## What you have to do
Find every line in the records below that holds the word "text", and copy each one.

## Records contained in a dataset
________________
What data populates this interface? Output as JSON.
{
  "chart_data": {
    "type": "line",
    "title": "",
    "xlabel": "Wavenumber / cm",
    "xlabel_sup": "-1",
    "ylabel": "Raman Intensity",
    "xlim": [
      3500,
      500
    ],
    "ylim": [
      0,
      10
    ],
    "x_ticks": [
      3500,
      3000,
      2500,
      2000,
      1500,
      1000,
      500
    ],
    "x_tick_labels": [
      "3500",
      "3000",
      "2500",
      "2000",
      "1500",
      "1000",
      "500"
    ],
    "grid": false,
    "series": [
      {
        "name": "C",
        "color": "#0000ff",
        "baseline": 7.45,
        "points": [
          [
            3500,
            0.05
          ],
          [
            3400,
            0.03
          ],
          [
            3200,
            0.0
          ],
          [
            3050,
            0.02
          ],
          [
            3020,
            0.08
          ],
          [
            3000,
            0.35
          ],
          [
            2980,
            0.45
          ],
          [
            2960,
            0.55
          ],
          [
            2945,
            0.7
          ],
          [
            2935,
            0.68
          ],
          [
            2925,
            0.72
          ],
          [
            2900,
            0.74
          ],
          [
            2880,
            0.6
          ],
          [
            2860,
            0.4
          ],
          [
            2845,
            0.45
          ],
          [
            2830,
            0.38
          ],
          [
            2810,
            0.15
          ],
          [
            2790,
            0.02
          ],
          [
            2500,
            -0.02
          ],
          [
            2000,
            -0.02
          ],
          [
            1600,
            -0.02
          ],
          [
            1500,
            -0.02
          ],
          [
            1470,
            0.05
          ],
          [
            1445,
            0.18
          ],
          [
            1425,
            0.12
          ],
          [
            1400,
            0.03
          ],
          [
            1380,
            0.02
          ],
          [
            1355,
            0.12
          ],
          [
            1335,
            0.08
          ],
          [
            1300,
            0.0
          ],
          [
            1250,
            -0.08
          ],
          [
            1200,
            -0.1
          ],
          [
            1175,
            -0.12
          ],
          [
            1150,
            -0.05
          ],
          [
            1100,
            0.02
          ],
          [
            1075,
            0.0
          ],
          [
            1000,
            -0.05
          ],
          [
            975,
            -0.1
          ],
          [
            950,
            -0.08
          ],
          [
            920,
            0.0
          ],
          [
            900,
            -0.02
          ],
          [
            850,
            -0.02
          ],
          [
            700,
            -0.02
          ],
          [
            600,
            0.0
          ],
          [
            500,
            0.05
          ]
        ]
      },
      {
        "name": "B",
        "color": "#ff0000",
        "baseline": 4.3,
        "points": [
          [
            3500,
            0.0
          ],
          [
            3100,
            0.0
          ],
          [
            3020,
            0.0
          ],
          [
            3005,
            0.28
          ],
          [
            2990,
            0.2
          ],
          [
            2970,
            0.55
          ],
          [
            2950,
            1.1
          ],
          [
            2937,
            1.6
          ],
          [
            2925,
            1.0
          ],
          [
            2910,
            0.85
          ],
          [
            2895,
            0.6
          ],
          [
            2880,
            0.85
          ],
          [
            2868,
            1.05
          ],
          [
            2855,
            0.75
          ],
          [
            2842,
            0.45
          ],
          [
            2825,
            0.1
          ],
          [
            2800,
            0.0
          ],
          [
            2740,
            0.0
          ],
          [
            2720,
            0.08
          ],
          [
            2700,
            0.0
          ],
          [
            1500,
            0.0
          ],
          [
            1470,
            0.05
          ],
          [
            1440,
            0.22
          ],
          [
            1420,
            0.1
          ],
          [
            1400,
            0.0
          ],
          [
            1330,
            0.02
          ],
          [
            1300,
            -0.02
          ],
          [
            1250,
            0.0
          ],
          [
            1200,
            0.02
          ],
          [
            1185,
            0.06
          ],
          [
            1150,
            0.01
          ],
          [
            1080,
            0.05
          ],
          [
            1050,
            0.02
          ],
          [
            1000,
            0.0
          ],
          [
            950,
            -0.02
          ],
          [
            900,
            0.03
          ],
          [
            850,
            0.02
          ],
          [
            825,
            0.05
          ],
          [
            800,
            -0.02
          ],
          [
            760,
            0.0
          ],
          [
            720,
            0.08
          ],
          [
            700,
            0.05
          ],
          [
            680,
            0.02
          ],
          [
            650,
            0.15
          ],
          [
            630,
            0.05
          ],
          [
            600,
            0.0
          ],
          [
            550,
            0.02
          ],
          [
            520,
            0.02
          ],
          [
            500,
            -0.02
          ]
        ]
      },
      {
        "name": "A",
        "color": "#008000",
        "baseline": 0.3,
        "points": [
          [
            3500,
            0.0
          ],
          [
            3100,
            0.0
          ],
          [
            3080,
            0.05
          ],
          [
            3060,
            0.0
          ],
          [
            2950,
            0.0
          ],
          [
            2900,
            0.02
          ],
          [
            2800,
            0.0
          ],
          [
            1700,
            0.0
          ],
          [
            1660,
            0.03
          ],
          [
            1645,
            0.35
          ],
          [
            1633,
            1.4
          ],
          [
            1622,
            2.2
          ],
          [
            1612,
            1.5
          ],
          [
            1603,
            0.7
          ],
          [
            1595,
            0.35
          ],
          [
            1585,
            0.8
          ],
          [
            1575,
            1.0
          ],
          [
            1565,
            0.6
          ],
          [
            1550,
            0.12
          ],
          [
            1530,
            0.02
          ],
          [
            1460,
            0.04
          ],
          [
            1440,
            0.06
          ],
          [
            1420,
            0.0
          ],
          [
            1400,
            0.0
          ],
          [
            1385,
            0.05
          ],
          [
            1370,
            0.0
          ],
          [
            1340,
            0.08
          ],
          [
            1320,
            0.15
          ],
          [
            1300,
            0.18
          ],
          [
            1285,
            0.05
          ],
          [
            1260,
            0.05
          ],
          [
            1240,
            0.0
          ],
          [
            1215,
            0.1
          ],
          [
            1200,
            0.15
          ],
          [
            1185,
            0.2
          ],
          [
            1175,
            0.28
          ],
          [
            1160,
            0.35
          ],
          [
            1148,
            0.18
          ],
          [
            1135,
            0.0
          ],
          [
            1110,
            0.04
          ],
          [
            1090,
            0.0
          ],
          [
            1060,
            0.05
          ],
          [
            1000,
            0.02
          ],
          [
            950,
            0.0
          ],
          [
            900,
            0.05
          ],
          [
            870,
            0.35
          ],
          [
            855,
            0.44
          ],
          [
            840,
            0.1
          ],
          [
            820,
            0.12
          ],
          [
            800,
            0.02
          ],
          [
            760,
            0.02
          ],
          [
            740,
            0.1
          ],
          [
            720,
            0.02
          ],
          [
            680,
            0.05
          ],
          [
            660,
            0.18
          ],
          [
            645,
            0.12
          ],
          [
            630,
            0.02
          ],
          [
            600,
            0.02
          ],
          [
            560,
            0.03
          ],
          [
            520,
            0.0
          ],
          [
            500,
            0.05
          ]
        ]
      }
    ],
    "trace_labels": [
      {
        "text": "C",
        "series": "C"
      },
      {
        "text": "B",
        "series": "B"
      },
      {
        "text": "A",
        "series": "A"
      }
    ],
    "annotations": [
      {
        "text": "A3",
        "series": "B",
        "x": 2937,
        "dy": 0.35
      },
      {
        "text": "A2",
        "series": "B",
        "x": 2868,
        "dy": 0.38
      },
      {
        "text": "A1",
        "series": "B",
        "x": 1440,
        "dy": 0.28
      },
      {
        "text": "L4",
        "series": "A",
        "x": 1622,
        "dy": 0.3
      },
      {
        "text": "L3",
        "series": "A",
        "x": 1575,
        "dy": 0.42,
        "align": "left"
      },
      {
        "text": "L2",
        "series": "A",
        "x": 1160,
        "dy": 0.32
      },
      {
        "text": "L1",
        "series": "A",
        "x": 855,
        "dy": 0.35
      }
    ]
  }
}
________________
## Solution to this exercise
        "text": "C",
        "text": "B",
        "text": "A",
        "text": "A3",
        "text": "A2",
        "text": "A1",
        "text": "L4",
        "text": "L3",
        "text": "L2",
        "text": "L1",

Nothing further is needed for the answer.